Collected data
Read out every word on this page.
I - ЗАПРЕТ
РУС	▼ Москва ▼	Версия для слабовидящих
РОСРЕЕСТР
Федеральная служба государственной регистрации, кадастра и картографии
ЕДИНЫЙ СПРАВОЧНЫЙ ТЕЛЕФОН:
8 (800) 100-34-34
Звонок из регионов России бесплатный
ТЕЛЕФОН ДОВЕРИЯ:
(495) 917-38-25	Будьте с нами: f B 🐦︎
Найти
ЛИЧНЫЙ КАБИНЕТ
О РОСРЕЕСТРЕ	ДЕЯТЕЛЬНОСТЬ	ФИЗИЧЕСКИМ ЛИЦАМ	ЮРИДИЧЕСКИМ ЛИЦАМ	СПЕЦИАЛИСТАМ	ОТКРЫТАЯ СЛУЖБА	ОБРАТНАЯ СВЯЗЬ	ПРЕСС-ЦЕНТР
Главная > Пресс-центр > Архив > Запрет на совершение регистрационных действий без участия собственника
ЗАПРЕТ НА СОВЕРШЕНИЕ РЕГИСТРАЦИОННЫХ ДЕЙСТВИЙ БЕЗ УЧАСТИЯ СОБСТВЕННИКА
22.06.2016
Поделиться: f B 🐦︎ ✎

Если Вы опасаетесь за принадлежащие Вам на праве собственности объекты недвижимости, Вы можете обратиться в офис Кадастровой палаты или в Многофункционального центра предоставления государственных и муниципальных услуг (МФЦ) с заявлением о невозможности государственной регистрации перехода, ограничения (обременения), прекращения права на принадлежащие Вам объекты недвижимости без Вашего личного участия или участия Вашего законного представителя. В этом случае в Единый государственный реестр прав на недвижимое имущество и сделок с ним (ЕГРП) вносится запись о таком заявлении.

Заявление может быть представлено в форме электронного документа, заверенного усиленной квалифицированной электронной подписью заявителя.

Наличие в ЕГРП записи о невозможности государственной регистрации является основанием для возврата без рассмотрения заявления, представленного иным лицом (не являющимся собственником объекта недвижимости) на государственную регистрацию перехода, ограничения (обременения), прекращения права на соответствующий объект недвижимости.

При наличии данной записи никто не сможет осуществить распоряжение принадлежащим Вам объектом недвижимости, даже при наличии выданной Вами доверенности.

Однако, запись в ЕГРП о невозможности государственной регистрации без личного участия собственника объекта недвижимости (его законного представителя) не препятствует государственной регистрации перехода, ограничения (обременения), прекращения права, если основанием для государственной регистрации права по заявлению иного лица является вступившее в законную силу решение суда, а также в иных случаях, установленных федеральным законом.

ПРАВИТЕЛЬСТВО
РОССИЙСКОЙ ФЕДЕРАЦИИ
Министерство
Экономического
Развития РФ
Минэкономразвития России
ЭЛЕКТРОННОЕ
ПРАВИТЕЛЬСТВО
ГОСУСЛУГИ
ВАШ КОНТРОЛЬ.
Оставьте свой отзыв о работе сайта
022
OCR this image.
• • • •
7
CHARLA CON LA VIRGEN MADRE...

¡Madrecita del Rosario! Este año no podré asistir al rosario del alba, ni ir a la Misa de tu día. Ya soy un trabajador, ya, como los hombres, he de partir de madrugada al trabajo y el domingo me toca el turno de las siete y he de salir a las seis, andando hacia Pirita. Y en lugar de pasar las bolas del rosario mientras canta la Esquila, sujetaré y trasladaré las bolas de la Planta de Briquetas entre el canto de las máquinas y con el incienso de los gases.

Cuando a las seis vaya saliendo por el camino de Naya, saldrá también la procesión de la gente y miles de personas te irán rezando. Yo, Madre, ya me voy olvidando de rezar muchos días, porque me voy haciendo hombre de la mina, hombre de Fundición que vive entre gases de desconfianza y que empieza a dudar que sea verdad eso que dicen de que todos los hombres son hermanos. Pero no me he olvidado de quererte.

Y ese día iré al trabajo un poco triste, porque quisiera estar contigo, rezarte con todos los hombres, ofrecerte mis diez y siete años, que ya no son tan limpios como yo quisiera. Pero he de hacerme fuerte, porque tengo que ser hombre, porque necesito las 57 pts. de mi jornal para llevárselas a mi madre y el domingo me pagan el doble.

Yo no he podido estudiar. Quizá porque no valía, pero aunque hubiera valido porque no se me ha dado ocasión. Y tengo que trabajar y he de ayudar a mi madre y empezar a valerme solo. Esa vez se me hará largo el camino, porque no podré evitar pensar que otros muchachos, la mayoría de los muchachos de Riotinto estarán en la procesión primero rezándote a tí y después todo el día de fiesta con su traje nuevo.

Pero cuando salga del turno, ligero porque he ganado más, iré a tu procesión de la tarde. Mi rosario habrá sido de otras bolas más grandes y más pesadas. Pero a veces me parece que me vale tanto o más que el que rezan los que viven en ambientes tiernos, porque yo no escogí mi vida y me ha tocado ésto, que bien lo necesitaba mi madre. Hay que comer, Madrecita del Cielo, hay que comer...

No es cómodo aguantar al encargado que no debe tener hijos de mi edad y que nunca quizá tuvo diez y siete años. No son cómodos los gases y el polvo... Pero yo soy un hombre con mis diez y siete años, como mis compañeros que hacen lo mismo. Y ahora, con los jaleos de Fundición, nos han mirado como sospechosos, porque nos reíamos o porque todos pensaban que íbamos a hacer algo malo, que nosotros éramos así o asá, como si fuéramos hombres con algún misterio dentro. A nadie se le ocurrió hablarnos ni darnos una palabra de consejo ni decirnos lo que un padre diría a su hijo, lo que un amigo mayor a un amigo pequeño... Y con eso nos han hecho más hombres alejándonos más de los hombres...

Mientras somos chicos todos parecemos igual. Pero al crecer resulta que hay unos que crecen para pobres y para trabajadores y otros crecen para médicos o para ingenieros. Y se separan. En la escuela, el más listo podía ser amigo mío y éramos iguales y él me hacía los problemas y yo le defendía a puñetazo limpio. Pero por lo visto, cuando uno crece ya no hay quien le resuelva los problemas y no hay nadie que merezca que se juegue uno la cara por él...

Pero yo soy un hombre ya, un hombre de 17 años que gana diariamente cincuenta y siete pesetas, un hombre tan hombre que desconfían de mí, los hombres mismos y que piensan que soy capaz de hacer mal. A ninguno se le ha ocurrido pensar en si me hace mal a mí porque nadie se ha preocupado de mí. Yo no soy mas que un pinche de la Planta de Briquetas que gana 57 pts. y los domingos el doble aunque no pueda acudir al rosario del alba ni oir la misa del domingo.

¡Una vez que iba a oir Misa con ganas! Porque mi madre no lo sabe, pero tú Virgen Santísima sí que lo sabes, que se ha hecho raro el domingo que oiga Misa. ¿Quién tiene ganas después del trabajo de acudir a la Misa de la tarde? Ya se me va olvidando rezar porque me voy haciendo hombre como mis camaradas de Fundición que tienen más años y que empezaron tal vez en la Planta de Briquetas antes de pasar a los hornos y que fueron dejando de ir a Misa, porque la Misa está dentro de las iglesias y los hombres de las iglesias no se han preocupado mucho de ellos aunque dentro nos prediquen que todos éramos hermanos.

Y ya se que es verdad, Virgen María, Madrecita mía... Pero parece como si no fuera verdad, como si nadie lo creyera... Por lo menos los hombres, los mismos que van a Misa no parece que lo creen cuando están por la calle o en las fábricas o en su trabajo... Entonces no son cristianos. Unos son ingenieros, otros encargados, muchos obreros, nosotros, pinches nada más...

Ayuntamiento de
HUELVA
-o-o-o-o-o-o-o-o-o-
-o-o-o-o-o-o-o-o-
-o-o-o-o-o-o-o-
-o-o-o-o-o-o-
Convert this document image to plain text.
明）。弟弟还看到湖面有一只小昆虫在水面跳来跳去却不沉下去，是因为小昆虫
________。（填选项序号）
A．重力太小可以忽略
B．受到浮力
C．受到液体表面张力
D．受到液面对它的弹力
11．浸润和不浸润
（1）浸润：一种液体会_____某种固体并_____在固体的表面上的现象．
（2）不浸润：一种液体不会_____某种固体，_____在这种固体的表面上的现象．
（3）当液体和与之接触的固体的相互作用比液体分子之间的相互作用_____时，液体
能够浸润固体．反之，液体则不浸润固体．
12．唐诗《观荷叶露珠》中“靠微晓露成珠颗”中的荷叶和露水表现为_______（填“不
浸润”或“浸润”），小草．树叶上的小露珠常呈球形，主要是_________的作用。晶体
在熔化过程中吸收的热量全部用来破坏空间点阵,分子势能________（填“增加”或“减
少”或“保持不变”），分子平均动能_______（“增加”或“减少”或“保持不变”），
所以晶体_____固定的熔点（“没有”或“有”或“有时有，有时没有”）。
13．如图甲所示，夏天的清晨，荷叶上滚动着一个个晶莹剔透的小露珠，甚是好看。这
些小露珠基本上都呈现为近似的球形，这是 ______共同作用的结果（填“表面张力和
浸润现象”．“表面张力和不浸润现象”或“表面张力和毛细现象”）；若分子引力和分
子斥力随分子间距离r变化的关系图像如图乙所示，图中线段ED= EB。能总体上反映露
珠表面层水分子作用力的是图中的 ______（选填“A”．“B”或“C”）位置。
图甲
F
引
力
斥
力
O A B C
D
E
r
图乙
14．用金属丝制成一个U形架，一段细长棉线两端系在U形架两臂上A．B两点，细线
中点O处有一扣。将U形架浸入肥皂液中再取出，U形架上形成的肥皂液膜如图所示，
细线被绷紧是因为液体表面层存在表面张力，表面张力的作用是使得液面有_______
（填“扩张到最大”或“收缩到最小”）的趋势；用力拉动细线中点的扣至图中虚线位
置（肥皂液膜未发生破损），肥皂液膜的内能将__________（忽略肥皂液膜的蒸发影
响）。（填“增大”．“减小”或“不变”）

## [PROBLEM STATEMENT]
Search the preceding listing for "image" and extract every line where it is found.

## [RESPONSE TO THIS TASK]
OCR this image.
Convert this document image to plain text.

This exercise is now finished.